From the entries below, gather each line containing the word "date".

[Stored data entries]

⁂

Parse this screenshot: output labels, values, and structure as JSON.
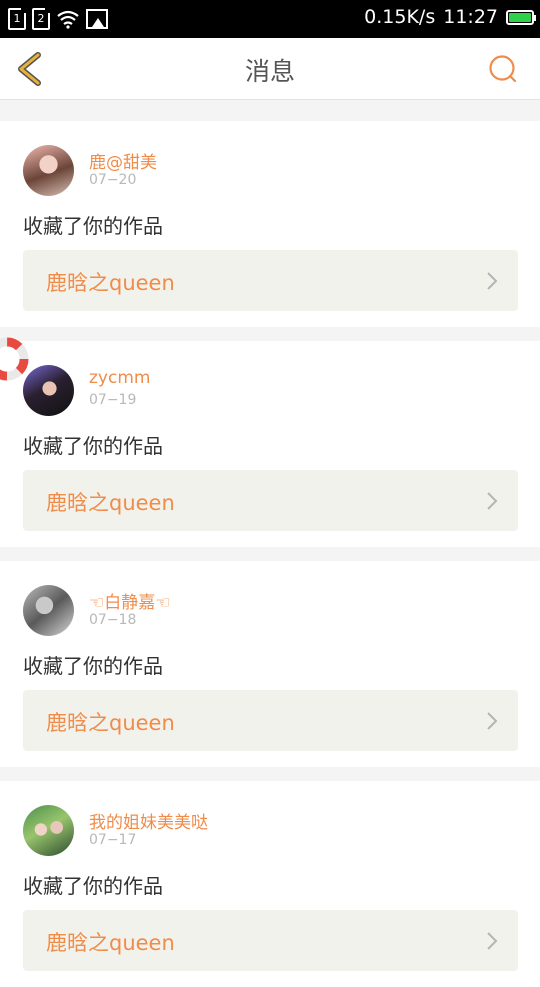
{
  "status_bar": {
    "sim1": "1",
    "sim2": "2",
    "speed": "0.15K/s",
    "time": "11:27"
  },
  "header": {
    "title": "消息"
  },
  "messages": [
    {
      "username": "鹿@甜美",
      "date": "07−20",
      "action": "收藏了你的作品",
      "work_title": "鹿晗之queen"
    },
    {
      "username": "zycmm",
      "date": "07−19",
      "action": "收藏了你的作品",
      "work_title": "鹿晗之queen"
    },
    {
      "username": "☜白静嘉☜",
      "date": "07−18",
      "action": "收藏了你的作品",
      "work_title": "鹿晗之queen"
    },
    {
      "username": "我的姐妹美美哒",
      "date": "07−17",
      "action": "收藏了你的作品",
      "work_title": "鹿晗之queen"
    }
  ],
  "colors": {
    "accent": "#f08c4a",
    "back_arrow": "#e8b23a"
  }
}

⁂

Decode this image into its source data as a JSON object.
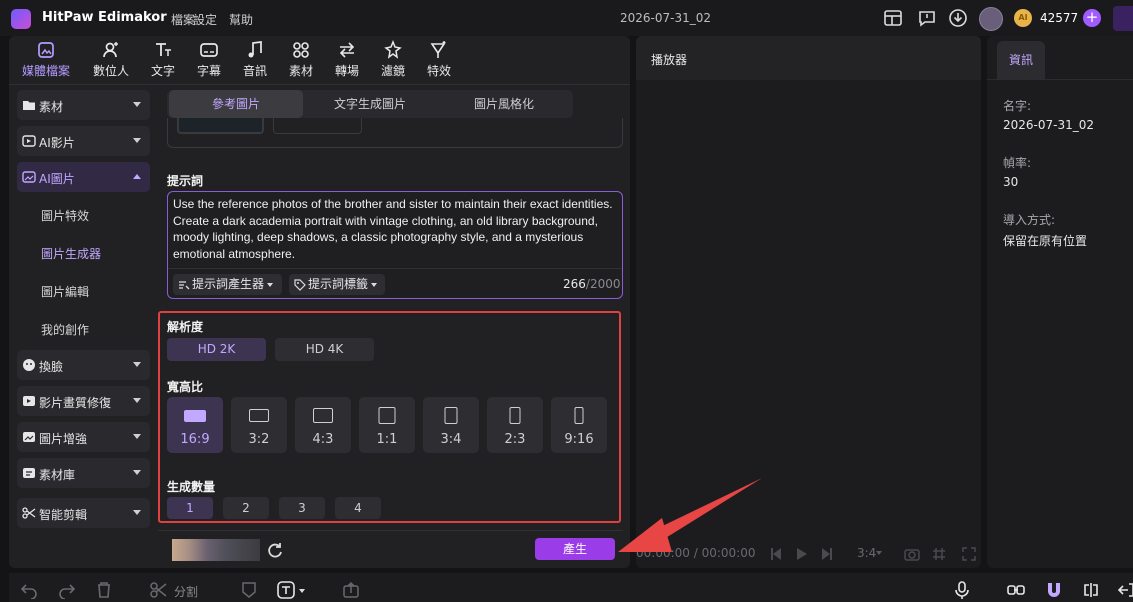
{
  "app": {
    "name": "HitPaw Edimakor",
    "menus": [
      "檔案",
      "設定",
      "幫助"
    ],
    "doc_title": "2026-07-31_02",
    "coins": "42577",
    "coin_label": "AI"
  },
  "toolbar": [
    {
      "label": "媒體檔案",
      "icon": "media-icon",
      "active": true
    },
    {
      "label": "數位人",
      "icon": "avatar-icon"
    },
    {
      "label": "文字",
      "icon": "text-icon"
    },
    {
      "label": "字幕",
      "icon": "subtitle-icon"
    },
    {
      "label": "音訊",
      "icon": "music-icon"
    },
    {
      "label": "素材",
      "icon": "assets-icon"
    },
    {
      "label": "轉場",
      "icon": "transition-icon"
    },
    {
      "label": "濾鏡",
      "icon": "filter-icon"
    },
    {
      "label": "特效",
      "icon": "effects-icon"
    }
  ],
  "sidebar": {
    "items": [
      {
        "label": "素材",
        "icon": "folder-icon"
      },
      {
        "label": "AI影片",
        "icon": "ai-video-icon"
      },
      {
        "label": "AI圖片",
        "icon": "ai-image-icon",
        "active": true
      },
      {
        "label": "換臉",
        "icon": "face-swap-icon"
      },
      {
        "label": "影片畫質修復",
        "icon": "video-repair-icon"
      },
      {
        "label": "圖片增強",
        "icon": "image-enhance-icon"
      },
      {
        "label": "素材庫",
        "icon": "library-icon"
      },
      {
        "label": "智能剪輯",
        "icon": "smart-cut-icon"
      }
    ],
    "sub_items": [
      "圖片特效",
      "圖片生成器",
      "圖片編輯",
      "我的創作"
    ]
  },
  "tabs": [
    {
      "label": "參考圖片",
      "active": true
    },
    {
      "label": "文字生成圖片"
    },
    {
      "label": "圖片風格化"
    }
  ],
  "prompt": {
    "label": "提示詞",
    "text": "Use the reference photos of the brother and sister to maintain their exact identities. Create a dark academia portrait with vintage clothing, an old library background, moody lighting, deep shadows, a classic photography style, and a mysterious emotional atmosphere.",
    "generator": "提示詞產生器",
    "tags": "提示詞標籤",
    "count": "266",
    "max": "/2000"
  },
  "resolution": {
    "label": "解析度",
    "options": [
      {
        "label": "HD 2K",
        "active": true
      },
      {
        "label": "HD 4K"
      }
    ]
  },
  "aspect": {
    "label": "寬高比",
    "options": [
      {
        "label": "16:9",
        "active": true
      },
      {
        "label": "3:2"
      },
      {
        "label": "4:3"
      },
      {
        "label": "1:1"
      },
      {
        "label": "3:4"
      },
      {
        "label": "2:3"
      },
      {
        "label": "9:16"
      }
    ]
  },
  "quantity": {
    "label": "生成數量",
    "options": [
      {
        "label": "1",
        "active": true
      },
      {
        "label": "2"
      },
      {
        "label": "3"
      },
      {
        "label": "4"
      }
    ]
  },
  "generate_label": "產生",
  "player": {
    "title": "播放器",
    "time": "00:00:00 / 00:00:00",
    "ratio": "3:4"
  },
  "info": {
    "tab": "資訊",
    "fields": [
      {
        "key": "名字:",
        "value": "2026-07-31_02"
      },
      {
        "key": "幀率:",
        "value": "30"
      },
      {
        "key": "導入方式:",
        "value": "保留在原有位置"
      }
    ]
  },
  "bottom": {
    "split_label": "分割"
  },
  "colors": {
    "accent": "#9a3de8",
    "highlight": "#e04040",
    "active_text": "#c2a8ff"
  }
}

⁂

◆ Written response ◆
      "date": "07−20",
      "date": "07−19",
      "date": "07−18",
      "date": "07−17",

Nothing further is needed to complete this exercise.